- [Short problem]: Every line below is to be copied exactly, with the pictures left out.

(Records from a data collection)
· · · ·

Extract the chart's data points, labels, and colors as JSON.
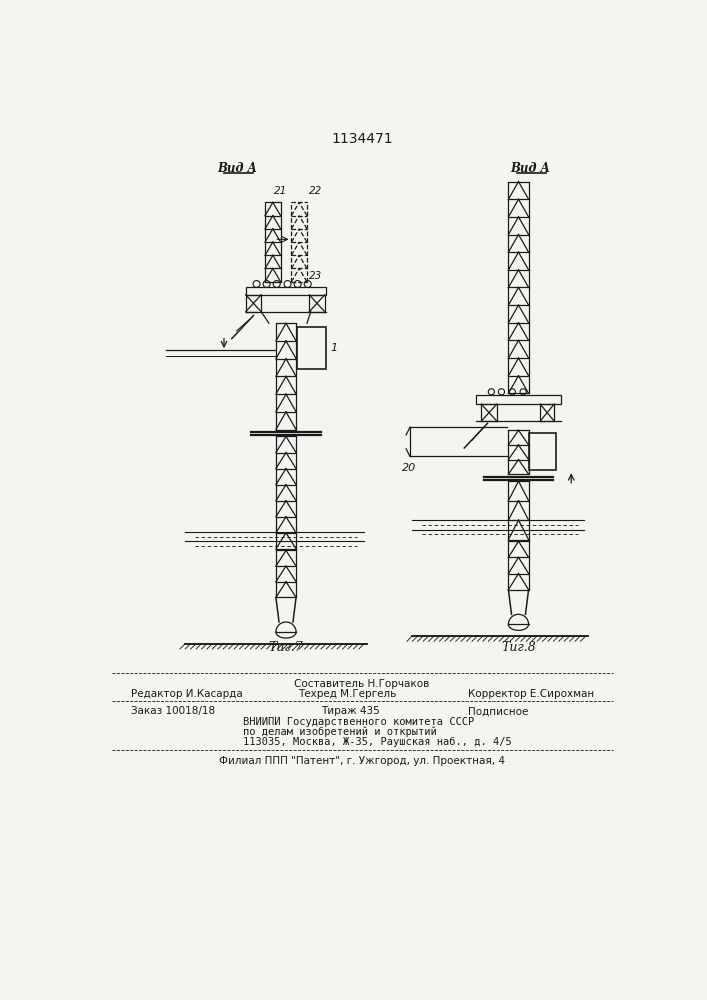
{
  "patent_number": "1134471",
  "fig7_label": "Τиг.7",
  "fig8_label": "Τиг.8",
  "vid_a_label": "Вид A",
  "label_21": "21",
  "label_22": "22",
  "label_23": "23",
  "label_1": "1",
  "label_20": "20",
  "editor_line": "Редактор И.Касарда",
  "compiler_line": "Составитель Н.Горчаков",
  "techred_line": "Техред М.Гергель",
  "corrector_line": "Корректор Е.Сирохман",
  "order_line": "Заказ 10018/18",
  "tiraz_line": "Тираж 435",
  "podpisnoe_line": "Подписное",
  "vniip_line1": "ВНИИПИ Государственного комитета СССР",
  "vniip_line2": "по делам изобретений и открытий",
  "vniip_line3": "113035, Москва, Ж-35, Раушская наб., д. 4/5",
  "filial_line": "Филиал ППП \"Патент\", г. Ужгород, ул. Проектная, 4",
  "bg_color": "#f5f4f0",
  "line_color": "#1a1a1a"
}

· · · ·

- [The reply]:
Extract the chart's data points, labels, and colors as JSON.
{
  "patent_number": "1134471",
  "fig7_label": "Τиг.7",
  "fig8_label": "Τиг.8",
  "vid_a_label": "Вид A",
  "label_21": "21",
  "label_22": "22",
  "label_23": "23",
  "label_1": "1",
  "label_20": "20",
  "editor_line": "Редактор И.Касарда",
  "compiler_line": "Составитель Н.Горчаков",
  "techred_line": "Техред М.Гергель",
  "corrector_line": "Корректор Е.Сирохман",
  "order_line": "Заказ 10018/18",
  "tiraz_line": "Тираж 435",
  "podpisnoe_line": "Подписное",
  "vniip_line1": "ВНИИПИ Государственного комитета СССР",
  "vniip_line2": "по делам изобретений и открытий",
  "vniip_line3": "113035, Москва, Ж-35, Раушская наб., д. 4/5",
  "filial_line": "Филиал ППП \"Патент\", г. Ужгород, ул. Проектная, 4",
  "bg_color": "#f5f4f0",
  "line_color": "#1a1a1a"
}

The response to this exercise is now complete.